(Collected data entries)
-=-=-

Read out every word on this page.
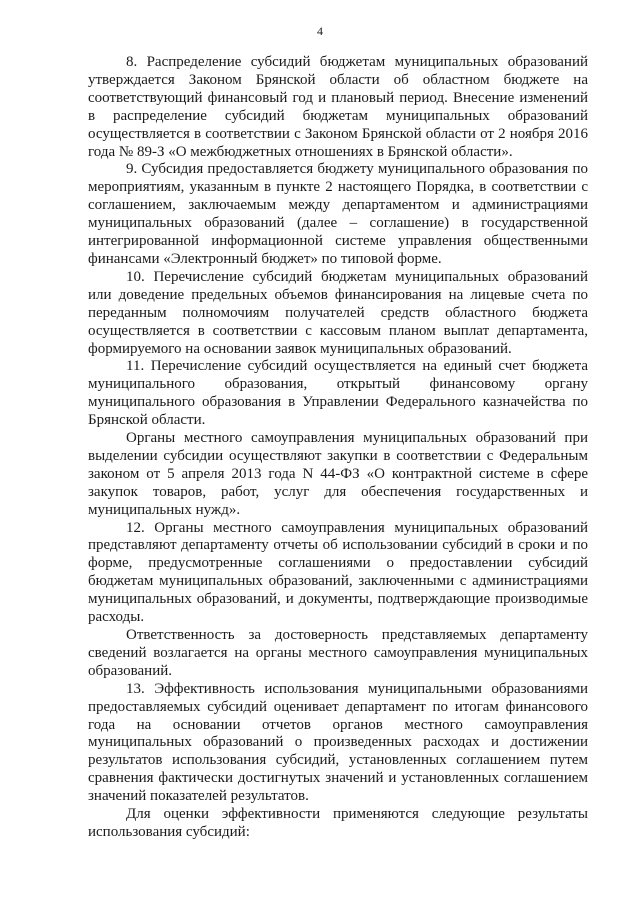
4

8. Распределение субсидий бюджетам муниципальных образований утверждается Законом Брянской области об областном бюджете на соответствующий финансовый год и плановый период. Внесение изменений в распределение субсидий бюджетам муниципальных образований осуществляется в соответствии с Законом Брянской области от 2 ноября 2016 года № 89-З «О межбюджетных отношениях в Брянской области».

9. Субсидия предоставляется бюджету муниципального образования по мероприятиям, указанным в пункте 2 настоящего Порядка, в соответствии с соглашением, заключаемым между департаментом и администрациями муниципальных образований (далее – соглашение) в государственной интегрированной информационной системе управления общественными финансами «Электронный бюджет» по типовой форме.

10. Перечисление субсидий бюджетам муниципальных образований или доведение предельных объемов финансирования на лицевые счета по переданным полномочиям получателей средств областного бюджета осуществляется в соответствии с кассовым планом выплат департамента, формируемого на основании заявок муниципальных образований.

11. Перечисление субсидий осуществляется на единый счет бюджета муниципального образования, открытый финансовому органу муниципального образования в Управлении Федерального казначейства по Брянской области.

Органы местного самоуправления муниципальных образований при выделении субсидии осуществляют закупки в соответствии с Федеральным законом от 5 апреля 2013 года N 44-ФЗ «О контрактной системе в сфере закупок товаров, работ, услуг для обеспечения государственных и муниципальных нужд».

12. Органы местного самоуправления муниципальных образований представляют департаменту отчеты об использовании субсидий в сроки и по форме, предусмотренные соглашениями о предоставлении субсидий бюджетам муниципальных образований, заключенными с администрациями муниципальных образований, и документы, подтверждающие производимые расходы.

Ответственность за достоверность представляемых департаменту сведений возлагается на органы местного самоуправления муниципальных образований.

13. Эффективность использования муниципальными образованиями предоставляемых субсидий оценивает департамент по итогам финансового года на основании отчетов органов местного самоуправления муниципальных образований о произведенных расходах и достижении результатов использования субсидий, установленных соглашением путем сравнения фактически достигнутых значений и установленных соглашением значений показателей результатов.

Для оценки эффективности применяются следующие результаты использования субсидий:
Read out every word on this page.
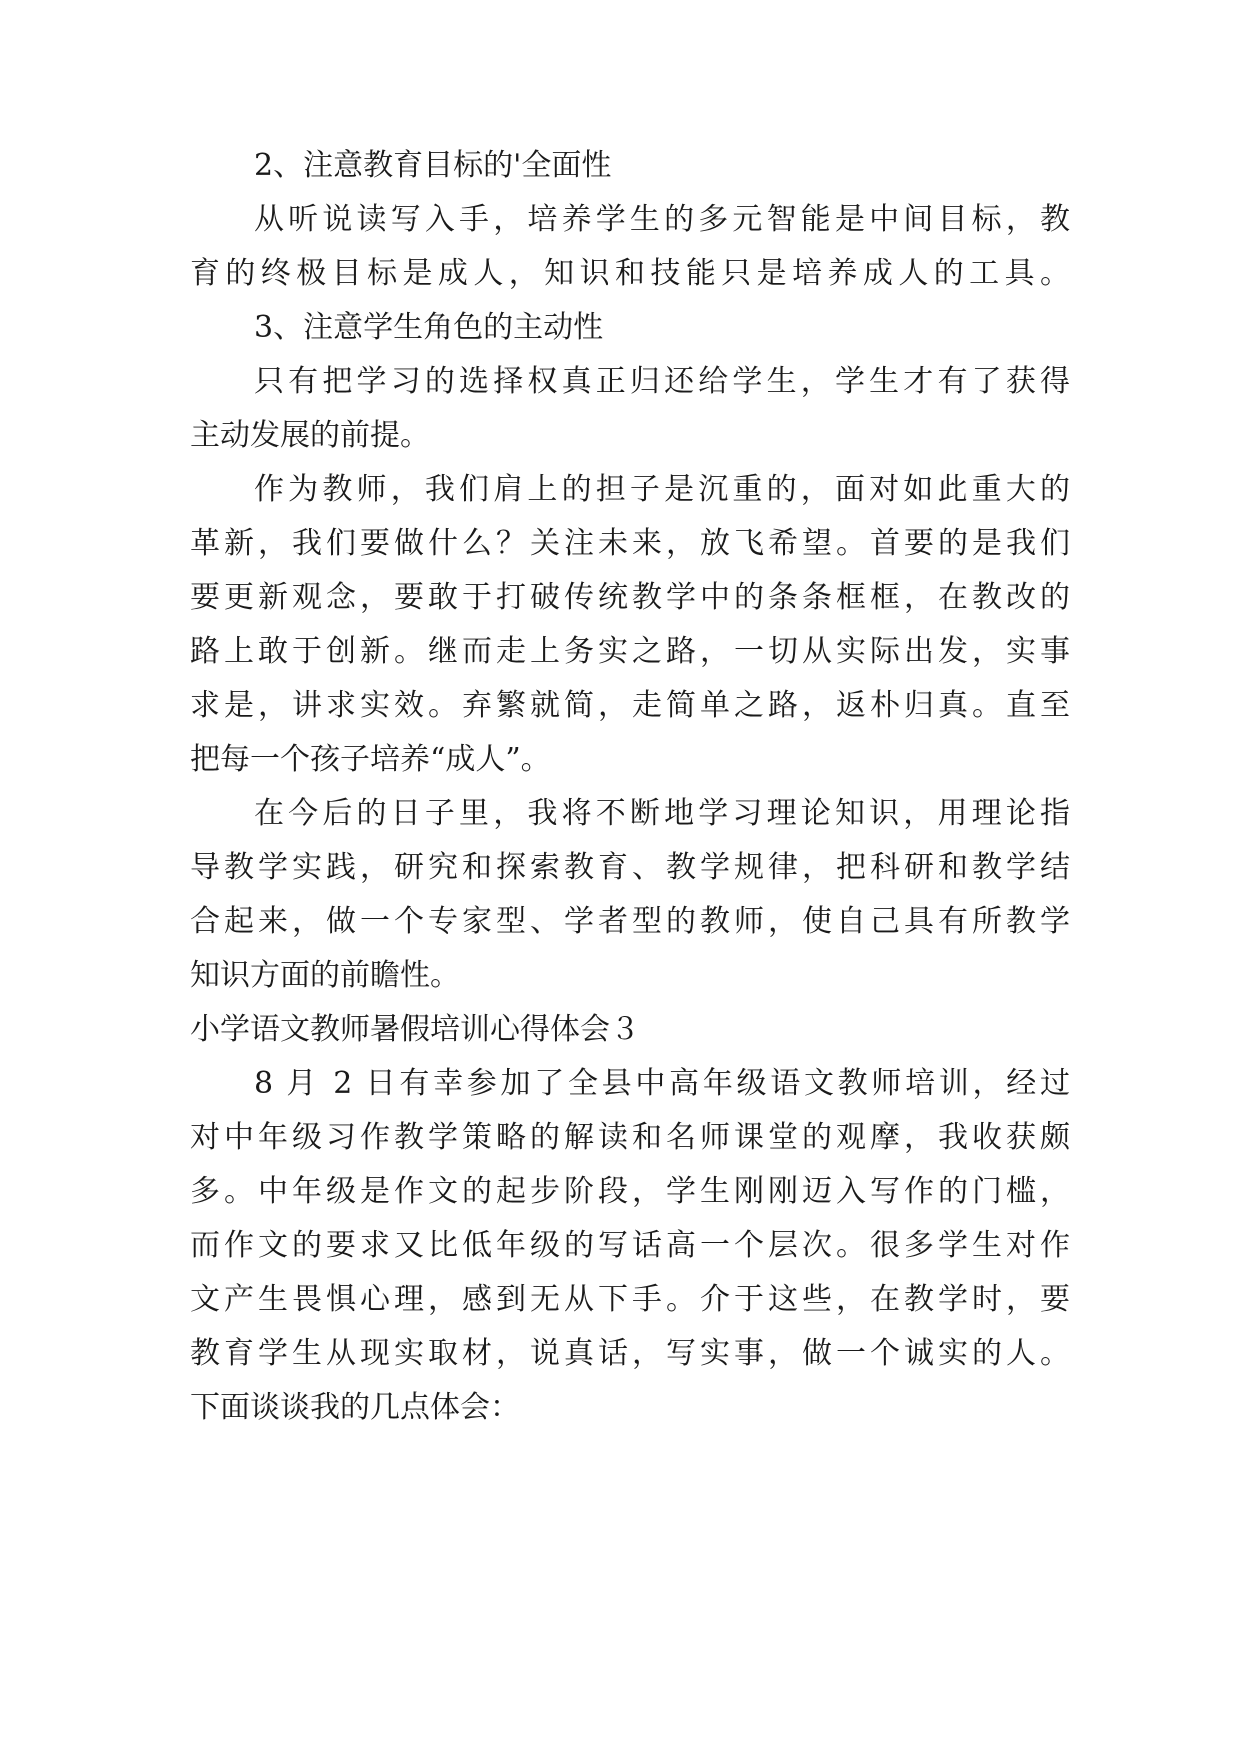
2、注意教育目标的'全面性
从听说读写入手，培养学生的多元智能是中间目标，教
育的终极目标是成人，知识和技能只是培养成人的工具。
3、注意学生角色的主动性
只有把学习的选择权真正归还给学生，学生才有了获得
主动发展的前提。
作为教师，我们肩上的担子是沉重的，面对如此重大的
革新，我们要做什么？关注未来，放飞希望。首要的是我们
要更新观念，要敢于打破传统教学中的条条框框，在教改的
路上敢于创新。继而走上务实之路，一切从实际出发，实事
求是，讲求实效。弃繁就简，走简单之路，返朴归真。直至
把每一个孩子培养“成人”。
在今后的日子里，我将不断地学习理论知识，用理论指
导教学实践，研究和探索教育、教学规律，把科研和教学结
合起来，做一个专家型、学者型的教师，使自己具有所教学
知识方面的前瞻性。
小学语文教师暑假培训心得体会３
8 月 2 日有幸参加了全县中高年级语文教师培训，经过
对中年级习作教学策略的解读和名师课堂的观摩，我收获颇
多。中年级是作文的起步阶段，学生刚刚迈入写作的门槛，
而作文的要求又比低年级的写话高一个层次。很多学生对作
文产生畏惧心理，感到无从下手。介于这些，在教学时，要
教育学生从现实取材，说真话，写实事，做一个诚实的人。
下面谈谈我的几点体会：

-=-=-

▶ Task objective
Reproduce each line holding the word "использования".

▶ Problem solution
13. Эффективность использования муниципальными образованиями предоставляемых субсидий оценивает департамент по итогам финансового года на основании отчетов органов местного самоуправления муниципальных образований о произведенных расходах и достижении результатов использования субсидий, установленных соглашением путем сравнения фактически достигнутых значений и установленных соглашением значений показателей результатов.
Для оценки эффективности применяются следующие результаты использования субсидий:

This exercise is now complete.